◆ **EXERCISE DIRECTIONS**
Retype the records below exactly as they appear.

[Dataset records]
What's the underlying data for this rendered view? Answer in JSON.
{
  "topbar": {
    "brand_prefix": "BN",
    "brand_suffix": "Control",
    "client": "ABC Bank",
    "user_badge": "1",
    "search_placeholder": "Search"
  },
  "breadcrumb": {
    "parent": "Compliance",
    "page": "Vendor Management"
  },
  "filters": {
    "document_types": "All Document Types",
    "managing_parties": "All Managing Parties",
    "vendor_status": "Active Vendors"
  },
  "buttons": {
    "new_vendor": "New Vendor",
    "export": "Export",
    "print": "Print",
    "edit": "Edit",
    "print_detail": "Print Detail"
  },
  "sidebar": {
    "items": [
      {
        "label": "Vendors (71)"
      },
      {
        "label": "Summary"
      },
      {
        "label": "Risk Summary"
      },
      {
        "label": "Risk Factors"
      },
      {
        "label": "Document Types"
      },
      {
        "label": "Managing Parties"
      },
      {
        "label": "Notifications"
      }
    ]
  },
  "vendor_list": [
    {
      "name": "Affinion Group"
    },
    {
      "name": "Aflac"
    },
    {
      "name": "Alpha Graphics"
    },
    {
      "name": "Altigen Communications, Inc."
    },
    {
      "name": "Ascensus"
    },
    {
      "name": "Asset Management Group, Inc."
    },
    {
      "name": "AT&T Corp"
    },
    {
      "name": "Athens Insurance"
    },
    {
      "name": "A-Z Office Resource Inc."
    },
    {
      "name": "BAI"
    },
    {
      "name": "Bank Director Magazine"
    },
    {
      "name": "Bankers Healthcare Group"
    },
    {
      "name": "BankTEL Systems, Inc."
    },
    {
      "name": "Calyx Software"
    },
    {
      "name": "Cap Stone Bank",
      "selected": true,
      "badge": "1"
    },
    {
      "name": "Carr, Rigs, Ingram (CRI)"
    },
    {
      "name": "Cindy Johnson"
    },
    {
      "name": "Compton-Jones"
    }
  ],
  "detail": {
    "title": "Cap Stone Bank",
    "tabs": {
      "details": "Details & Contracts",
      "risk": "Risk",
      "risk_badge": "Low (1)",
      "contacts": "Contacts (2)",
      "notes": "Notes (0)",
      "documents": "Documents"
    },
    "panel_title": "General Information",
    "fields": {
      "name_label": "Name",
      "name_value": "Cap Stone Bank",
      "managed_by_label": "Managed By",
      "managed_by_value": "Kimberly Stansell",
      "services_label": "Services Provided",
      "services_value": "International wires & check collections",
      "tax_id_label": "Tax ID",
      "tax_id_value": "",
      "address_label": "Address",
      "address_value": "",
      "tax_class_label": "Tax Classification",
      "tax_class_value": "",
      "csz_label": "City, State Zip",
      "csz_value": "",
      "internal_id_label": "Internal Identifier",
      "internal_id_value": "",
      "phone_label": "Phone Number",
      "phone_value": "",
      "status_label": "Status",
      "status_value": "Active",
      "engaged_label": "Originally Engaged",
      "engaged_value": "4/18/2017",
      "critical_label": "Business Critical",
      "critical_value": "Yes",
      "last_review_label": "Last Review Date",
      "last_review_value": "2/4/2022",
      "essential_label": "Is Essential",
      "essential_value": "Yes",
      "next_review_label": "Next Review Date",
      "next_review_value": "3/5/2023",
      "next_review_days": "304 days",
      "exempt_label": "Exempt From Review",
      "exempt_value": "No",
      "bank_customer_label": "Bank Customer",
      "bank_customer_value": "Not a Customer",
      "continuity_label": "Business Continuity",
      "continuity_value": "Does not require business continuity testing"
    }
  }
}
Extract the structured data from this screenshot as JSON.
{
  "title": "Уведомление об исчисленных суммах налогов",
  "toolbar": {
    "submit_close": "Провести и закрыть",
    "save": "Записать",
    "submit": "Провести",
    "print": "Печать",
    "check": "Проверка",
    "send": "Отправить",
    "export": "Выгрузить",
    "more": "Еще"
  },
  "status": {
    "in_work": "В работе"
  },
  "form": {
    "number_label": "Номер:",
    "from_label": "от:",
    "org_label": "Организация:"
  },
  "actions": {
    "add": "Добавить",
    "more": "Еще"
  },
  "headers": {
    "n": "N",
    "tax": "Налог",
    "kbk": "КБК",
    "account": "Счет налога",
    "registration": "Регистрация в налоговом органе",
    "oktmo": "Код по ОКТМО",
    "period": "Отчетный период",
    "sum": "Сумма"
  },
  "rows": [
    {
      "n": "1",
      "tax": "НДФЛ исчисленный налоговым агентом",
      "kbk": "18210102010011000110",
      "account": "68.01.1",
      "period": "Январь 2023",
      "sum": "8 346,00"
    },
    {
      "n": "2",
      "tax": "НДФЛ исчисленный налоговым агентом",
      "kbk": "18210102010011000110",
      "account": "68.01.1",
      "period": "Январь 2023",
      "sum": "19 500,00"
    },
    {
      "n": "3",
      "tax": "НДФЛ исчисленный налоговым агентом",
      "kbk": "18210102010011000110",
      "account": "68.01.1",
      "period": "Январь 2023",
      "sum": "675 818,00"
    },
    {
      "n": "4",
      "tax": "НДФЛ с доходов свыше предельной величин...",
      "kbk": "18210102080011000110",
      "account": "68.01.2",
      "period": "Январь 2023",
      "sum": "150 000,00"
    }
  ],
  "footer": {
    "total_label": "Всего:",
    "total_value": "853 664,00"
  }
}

◆ **OUTPUT FOR THIS TASK**
What's the underlying data for this rendered view? Answer in JSON.
{
  "topbar": {
    "brand_prefix": "BN",
    "brand_suffix": "Control",
    "client": "ABC Bank",
    "user_badge": "1",
    "search_placeholder": "Search"
  },
  "breadcrumb": {
    "parent": "Compliance",
    "page": "Vendor Management"
  },
  "filters": {
    "document_types": "All Document Types",
    "managing_parties": "All Managing Parties",
    "vendor_status": "Active Vendors"
  },
  "buttons": {
    "new_vendor": "New Vendor",
    "export": "Export",
    "print": "Print",
    "edit": "Edit",
    "print_detail": "Print Detail"
  },
  "sidebar": {
    "items": [
      {
        "label": "Vendors (71)"
      },
      {
        "label": "Summary"
      },
      {
        "label": "Risk Summary"
      },
      {
        "label": "Risk Factors"
      },
      {
        "label": "Document Types"
      },
      {
        "label": "Managing Parties"
      },
      {
        "label": "Notifications"
      }
    ]
  },
  "vendor_list": [
    {
      "name": "Affinion Group"
    },
    {
      "name": "Aflac"
    },
    {
      "name": "Alpha Graphics"
    },
    {
      "name": "Altigen Communications, Inc."
    },
    {
      "name": "Ascensus"
    },
    {
      "name": "Asset Management Group, Inc."
    },
    {
      "name": "AT&T Corp"
    },
    {
      "name": "Athens Insurance"
    },
    {
      "name": "A-Z Office Resource Inc."
    },
    {
      "name": "BAI"
    },
    {
      "name": "Bank Director Magazine"
    },
    {
      "name": "Bankers Healthcare Group"
    },
    {
      "name": "BankTEL Systems, Inc."
    },
    {
      "name": "Calyx Software"
    },
    {
      "name": "Cap Stone Bank",
      "selected": true,
      "badge": "1"
    },
    {
      "name": "Carr, Rigs, Ingram (CRI)"
    },
    {
      "name": "Cindy Johnson"
    },
    {
      "name": "Compton-Jones"
    }
  ],
  "detail": {
    "title": "Cap Stone Bank",
    "tabs": {
      "details": "Details & Contracts",
      "risk": "Risk",
      "risk_badge": "Low (1)",
      "contacts": "Contacts (2)",
      "notes": "Notes (0)",
      "documents": "Documents"
    },
    "panel_title": "General Information",
    "fields": {
      "name_label": "Name",
      "name_value": "Cap Stone Bank",
      "managed_by_label": "Managed By",
      "managed_by_value": "Kimberly Stansell",
      "services_label": "Services Provided",
      "services_value": "International wires & check collections",
      "tax_id_label": "Tax ID",
      "tax_id_value": "",
      "address_label": "Address",
      "address_value": "",
      "tax_class_label": "Tax Classification",
      "tax_class_value": "",
      "csz_label": "City, State Zip",
      "csz_value": "",
      "internal_id_label": "Internal Identifier",
      "internal_id_value": "",
      "phone_label": "Phone Number",
      "phone_value": "",
      "status_label": "Status",
      "status_value": "Active",
      "engaged_label": "Originally Engaged",
      "engaged_value": "4/18/2017",
      "critical_label": "Business Critical",
      "critical_value": "Yes",
      "last_review_label": "Last Review Date",
      "last_review_value": "2/4/2022",
      "essential_label": "Is Essential",
      "essential_value": "Yes",
      "next_review_label": "Next Review Date",
      "next_review_value": "3/5/2023",
      "next_review_days": "304 days",
      "exempt_label": "Exempt From Review",
      "exempt_value": "No",
      "bank_customer_label": "Bank Customer",
      "bank_customer_value": "Not a Customer",
      "continuity_label": "Business Continuity",
      "continuity_value": "Does not require business continuity testing"
    }
  }
}
Extract the structured data from this screenshot as JSON.
{
  "title": "Уведомление об исчисленных суммах налогов",
  "toolbar": {
    "submit_close": "Провести и закрыть",
    "save": "Записать",
    "submit": "Провести",
    "print": "Печать",
    "check": "Проверка",
    "send": "Отправить",
    "export": "Выгрузить",
    "more": "Еще"
  },
  "status": {
    "in_work": "В работе"
  },
  "form": {
    "number_label": "Номер:",
    "from_label": "от:",
    "org_label": "Организация:"
  },
  "actions": {
    "add": "Добавить",
    "more": "Еще"
  },
  "headers": {
    "n": "N",
    "tax": "Налог",
    "kbk": "КБК",
    "account": "Счет налога",
    "registration": "Регистрация в налоговом органе",
    "oktmo": "Код по ОКТМО",
    "period": "Отчетный период",
    "sum": "Сумма"
  },
  "rows": [
    {
      "n": "1",
      "tax": "НДФЛ исчисленный налоговым агентом",
      "kbk": "18210102010011000110",
      "account": "68.01.1",
      "period": "Январь 2023",
      "sum": "8 346,00"
    },
    {
      "n": "2",
      "tax": "НДФЛ исчисленный налоговым агентом",
      "kbk": "18210102010011000110",
      "account": "68.01.1",
      "period": "Январь 2023",
      "sum": "19 500,00"
    },
    {
      "n": "3",
      "tax": "НДФЛ исчисленный налоговым агентом",
      "kbk": "18210102010011000110",
      "account": "68.01.1",
      "period": "Январь 2023",
      "sum": "675 818,00"
    },
    {
      "n": "4",
      "tax": "НДФЛ с доходов свыше предельной величин...",
      "kbk": "18210102080011000110",
      "account": "68.01.2",
      "period": "Январь 2023",
      "sum": "150 000,00"
    }
  ],
  "footer": {
    "total_label": "Всего:",
    "total_value": "853 664,00"
  }
}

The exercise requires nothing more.